*Problem details*
Pull out every line containing the string "JSON".

*Extracted data*

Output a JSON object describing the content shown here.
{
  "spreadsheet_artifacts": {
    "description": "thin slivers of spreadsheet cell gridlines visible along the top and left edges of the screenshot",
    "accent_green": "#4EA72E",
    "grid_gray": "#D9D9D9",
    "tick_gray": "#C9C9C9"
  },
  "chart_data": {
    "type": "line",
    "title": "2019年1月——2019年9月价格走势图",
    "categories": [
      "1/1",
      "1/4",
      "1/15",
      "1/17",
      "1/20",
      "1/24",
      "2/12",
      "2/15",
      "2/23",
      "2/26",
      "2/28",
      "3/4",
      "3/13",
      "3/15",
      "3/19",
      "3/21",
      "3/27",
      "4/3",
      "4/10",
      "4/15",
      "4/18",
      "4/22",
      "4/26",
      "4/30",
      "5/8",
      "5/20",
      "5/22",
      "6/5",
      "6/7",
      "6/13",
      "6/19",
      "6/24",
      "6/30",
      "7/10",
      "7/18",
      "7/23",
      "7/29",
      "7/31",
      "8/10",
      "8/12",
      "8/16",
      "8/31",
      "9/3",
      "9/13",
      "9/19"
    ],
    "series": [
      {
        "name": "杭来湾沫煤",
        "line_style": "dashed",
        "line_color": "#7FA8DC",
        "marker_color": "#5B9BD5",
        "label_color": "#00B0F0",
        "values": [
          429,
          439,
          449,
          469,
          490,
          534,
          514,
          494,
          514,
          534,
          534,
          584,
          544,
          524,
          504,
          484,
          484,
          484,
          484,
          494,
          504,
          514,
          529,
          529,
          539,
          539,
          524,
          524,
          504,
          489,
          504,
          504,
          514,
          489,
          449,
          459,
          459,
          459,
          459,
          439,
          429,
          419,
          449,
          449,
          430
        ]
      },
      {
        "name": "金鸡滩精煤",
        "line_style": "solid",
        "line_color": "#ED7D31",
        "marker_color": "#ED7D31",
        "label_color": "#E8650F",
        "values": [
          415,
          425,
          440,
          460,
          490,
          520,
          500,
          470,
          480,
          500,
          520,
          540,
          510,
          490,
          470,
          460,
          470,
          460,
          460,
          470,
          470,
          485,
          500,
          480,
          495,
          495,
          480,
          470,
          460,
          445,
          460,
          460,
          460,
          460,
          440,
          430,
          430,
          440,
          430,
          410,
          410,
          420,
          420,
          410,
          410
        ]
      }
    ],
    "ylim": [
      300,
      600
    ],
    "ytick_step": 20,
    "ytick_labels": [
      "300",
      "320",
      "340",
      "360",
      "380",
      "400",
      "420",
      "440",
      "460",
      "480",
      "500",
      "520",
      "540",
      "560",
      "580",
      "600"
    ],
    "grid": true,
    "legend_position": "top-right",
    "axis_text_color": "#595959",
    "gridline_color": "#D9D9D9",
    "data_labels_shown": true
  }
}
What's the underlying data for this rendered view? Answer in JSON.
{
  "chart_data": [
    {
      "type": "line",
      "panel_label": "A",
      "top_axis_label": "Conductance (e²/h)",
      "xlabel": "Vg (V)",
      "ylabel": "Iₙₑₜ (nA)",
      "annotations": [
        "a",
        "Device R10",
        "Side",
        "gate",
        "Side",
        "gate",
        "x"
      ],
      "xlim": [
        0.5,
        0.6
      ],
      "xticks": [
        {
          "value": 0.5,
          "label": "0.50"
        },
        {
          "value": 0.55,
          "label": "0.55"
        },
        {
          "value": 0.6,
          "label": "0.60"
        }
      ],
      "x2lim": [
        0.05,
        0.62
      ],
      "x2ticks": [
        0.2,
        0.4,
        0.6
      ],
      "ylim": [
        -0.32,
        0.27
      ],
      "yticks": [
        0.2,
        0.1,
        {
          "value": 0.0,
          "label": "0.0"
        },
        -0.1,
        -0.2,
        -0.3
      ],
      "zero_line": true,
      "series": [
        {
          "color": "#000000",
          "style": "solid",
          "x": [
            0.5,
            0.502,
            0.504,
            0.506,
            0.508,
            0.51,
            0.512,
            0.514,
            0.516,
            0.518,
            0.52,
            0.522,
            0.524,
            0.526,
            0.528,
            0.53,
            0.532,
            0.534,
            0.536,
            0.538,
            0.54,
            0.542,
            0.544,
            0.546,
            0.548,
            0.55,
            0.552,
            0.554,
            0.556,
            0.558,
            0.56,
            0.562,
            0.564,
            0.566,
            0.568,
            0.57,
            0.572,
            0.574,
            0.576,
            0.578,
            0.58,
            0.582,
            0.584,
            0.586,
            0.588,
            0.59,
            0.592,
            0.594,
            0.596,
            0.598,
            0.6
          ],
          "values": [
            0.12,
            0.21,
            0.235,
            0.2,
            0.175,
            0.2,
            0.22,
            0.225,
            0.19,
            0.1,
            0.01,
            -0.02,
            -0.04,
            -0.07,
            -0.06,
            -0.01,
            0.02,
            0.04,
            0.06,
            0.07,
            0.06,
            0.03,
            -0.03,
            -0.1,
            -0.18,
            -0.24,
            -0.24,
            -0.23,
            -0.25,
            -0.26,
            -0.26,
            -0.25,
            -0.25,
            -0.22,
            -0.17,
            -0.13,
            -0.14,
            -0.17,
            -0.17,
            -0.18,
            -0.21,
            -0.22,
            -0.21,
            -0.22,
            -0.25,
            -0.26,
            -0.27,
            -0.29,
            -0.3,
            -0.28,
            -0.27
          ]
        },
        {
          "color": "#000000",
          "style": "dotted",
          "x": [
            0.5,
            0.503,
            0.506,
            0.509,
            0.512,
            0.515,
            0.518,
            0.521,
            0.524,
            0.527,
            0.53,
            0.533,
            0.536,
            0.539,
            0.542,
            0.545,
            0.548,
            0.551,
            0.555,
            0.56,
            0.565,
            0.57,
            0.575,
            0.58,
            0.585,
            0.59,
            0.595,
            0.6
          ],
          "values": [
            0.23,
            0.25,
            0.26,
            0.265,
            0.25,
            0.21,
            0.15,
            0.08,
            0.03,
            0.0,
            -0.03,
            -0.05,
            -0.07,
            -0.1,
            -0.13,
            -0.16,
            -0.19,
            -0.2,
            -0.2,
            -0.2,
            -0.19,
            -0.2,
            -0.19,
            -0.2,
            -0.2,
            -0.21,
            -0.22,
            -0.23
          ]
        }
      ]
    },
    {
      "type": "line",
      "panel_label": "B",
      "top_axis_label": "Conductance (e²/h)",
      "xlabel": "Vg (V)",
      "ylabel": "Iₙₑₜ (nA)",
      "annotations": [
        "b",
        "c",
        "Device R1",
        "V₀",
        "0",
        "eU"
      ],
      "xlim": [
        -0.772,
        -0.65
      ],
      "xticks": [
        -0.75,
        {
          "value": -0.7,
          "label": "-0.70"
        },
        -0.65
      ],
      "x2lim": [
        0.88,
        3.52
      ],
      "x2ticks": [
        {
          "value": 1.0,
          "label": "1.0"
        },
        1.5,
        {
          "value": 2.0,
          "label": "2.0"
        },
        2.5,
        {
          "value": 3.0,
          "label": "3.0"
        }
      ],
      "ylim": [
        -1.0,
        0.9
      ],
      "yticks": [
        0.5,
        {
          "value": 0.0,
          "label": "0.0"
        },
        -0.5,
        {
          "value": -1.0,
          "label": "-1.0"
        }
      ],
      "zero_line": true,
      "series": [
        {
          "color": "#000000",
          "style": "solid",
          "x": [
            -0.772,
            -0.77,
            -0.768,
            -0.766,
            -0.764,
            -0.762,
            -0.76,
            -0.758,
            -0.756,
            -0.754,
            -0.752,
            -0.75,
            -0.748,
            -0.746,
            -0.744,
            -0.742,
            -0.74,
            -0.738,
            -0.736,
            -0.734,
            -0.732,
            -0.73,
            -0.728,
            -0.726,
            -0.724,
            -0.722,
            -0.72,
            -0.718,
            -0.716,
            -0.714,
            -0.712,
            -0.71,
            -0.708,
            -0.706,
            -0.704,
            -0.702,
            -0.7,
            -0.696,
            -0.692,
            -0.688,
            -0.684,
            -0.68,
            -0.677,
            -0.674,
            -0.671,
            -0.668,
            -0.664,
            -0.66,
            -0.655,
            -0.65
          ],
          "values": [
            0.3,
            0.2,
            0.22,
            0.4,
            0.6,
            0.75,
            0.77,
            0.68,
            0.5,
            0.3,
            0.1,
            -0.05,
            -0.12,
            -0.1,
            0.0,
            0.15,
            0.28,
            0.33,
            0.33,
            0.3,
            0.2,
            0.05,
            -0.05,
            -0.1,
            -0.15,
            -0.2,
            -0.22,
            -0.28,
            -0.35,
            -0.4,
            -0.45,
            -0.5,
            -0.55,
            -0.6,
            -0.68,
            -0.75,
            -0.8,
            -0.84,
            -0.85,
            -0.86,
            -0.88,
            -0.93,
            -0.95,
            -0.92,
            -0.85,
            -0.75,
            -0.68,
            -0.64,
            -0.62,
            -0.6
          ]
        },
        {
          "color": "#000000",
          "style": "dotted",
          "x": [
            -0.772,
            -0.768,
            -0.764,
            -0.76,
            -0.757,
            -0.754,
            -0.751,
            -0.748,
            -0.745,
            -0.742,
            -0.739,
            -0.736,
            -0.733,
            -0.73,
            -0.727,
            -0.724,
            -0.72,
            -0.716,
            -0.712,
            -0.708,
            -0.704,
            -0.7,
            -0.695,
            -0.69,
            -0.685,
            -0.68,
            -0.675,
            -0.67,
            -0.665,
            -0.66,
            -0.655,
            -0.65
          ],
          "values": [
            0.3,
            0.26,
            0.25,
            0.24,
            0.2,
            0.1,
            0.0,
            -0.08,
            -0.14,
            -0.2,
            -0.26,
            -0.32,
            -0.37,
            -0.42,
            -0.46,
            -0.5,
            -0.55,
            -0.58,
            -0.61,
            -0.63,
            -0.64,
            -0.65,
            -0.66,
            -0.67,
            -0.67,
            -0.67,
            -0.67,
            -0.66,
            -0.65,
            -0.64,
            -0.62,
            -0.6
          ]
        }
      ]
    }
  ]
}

*The response*
Output a JSON object describing the content shown here.
What's the underlying data for this rendered view? Answer in JSON.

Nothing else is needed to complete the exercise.